» **Instruction**:
Answer with nothing but the number of lines that include the word "structure".

----------

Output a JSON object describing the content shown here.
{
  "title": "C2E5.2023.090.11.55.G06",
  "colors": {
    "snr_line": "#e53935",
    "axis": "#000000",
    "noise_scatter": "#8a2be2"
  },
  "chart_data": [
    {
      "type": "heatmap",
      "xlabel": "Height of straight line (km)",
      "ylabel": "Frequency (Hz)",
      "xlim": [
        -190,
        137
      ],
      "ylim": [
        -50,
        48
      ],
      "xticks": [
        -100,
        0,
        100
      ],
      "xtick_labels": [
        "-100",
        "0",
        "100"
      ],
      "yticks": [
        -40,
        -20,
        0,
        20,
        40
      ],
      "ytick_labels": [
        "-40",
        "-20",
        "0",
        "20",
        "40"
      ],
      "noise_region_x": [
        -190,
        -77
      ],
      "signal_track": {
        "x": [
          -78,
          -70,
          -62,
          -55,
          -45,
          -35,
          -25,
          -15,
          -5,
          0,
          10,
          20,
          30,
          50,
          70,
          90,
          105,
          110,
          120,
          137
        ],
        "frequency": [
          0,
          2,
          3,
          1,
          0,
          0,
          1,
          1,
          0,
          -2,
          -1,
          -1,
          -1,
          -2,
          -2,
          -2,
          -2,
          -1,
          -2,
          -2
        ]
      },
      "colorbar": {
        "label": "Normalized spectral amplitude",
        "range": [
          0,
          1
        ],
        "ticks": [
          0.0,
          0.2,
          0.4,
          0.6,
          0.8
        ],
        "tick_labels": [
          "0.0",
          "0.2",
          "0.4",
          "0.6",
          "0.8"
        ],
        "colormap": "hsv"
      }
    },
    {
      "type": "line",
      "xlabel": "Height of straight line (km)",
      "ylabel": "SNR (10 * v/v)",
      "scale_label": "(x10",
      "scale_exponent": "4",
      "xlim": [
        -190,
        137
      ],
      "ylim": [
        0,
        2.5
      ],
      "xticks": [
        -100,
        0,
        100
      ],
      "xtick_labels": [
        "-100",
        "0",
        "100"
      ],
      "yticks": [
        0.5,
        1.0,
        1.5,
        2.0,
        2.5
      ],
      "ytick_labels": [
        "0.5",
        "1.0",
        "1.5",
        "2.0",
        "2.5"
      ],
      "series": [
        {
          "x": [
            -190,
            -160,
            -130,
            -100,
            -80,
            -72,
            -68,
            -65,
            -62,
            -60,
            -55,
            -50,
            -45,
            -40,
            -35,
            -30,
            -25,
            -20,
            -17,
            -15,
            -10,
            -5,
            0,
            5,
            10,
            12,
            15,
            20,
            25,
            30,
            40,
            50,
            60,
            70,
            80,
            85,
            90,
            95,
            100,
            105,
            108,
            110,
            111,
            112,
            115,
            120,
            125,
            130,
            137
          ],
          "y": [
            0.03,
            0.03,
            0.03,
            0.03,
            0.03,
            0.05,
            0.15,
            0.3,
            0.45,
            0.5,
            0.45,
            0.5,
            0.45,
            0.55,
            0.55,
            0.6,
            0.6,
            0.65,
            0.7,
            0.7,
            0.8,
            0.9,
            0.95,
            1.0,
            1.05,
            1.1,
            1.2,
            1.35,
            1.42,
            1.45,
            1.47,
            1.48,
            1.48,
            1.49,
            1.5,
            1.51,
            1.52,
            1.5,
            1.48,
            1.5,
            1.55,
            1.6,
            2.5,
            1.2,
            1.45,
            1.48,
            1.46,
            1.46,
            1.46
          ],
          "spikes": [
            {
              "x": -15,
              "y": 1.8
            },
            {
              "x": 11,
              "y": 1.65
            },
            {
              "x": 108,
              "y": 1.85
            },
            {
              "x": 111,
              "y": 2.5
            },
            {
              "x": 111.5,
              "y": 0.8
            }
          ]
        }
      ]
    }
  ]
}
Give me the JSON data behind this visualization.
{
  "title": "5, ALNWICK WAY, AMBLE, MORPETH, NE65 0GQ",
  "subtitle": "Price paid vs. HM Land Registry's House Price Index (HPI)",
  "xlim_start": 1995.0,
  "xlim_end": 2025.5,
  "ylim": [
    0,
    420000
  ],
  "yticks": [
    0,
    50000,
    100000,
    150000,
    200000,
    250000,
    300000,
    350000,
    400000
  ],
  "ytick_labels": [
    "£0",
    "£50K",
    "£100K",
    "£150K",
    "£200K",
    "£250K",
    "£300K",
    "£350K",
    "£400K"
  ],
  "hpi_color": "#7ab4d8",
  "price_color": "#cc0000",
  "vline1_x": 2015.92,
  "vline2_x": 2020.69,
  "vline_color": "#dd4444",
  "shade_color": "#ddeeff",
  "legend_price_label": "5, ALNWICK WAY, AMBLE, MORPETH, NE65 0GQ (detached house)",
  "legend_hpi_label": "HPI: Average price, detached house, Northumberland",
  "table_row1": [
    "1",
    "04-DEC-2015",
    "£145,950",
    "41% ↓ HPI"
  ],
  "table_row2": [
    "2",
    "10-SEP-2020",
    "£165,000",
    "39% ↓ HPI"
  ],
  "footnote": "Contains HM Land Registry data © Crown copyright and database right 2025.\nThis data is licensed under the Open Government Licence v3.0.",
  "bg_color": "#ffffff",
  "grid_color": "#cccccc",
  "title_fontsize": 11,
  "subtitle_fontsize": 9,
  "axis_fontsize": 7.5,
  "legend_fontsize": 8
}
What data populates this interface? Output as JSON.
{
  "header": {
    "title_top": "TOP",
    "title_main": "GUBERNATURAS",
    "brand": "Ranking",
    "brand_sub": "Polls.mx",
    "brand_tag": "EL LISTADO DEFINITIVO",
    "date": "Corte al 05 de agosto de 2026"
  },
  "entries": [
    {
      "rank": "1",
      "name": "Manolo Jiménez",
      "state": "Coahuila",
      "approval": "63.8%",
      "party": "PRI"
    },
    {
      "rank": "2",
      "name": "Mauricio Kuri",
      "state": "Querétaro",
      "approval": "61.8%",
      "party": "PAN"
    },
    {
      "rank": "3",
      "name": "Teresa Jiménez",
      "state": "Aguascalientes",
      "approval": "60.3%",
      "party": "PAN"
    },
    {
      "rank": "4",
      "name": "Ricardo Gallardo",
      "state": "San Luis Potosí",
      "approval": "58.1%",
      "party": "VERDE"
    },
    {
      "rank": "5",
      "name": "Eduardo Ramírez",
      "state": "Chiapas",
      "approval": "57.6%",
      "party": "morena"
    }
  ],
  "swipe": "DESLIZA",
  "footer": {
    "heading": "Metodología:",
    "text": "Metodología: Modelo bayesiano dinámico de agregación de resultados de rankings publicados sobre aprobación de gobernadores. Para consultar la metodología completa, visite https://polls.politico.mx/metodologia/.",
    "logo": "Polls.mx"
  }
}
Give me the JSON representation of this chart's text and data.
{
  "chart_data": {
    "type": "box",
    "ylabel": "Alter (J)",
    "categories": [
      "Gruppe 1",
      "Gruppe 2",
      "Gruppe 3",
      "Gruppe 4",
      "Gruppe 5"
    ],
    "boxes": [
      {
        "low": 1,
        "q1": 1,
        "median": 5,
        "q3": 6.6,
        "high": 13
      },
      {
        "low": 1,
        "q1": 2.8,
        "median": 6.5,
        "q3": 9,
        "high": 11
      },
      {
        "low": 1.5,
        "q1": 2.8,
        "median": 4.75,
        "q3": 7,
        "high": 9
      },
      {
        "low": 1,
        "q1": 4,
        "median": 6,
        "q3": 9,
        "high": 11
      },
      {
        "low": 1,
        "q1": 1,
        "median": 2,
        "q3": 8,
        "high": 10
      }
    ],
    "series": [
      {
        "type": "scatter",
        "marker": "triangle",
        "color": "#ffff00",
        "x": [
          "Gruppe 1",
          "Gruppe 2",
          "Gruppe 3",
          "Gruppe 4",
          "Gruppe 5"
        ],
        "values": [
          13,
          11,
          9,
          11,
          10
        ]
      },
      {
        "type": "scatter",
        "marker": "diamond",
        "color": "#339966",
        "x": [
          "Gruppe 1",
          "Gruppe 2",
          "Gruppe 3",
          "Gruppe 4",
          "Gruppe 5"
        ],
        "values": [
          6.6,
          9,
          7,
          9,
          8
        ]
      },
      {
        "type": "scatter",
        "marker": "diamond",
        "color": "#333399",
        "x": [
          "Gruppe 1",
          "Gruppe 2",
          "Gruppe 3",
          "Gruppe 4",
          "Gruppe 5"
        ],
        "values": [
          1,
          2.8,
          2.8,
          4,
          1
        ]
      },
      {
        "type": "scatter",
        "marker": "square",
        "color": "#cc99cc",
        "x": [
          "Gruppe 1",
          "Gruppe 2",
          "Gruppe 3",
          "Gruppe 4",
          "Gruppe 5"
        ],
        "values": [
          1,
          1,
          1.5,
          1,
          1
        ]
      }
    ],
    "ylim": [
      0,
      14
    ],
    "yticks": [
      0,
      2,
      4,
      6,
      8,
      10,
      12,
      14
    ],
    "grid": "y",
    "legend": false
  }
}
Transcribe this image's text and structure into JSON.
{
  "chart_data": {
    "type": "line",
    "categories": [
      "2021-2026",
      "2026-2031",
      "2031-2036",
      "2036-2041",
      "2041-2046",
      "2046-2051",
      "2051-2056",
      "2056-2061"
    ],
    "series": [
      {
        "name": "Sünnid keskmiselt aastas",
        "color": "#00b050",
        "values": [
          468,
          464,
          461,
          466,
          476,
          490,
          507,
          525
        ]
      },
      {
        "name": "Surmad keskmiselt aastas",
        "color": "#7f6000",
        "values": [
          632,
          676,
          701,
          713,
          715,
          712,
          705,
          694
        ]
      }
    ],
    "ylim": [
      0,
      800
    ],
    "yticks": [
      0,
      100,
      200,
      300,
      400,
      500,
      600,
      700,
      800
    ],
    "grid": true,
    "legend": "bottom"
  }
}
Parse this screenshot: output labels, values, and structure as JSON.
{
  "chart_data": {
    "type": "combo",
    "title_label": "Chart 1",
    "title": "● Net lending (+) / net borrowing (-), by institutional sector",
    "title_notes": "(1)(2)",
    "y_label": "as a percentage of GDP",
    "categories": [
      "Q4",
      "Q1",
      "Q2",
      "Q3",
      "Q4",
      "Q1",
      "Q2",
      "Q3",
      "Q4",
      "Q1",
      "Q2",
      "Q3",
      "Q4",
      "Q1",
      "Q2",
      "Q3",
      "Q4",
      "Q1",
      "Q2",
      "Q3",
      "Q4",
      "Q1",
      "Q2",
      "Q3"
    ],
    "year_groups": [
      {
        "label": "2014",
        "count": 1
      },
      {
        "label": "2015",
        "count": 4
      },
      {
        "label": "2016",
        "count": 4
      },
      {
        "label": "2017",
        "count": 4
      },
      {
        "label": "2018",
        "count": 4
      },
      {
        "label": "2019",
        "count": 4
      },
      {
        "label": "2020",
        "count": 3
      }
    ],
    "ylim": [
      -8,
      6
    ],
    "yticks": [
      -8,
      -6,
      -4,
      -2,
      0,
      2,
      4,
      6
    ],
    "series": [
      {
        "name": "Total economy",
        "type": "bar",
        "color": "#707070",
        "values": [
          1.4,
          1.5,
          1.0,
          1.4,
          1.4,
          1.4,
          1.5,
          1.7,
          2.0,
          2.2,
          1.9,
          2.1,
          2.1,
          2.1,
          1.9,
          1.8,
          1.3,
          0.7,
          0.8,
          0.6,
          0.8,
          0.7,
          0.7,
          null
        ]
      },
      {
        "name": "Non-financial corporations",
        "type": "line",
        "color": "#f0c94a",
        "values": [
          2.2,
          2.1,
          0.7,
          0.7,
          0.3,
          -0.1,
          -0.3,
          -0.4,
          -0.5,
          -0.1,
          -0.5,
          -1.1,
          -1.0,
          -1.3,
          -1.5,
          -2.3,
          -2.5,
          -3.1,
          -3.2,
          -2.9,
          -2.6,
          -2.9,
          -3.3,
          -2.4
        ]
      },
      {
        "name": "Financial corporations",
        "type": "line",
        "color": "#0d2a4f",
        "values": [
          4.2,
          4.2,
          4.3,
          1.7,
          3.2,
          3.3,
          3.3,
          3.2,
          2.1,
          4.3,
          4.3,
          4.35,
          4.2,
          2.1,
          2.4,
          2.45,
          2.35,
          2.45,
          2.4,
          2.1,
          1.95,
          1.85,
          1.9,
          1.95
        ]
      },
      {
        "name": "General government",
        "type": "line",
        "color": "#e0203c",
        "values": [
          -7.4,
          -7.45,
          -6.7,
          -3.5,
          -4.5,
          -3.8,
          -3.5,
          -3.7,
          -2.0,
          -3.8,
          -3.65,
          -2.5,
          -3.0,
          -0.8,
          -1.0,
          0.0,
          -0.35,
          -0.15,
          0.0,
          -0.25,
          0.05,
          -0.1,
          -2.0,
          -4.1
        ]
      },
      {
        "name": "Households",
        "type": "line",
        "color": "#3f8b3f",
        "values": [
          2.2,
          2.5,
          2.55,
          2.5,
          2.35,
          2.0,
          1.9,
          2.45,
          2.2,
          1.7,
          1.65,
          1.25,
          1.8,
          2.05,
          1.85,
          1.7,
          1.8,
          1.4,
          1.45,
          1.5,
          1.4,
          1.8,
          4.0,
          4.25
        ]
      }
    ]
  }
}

----------

» **Exercise result**:
2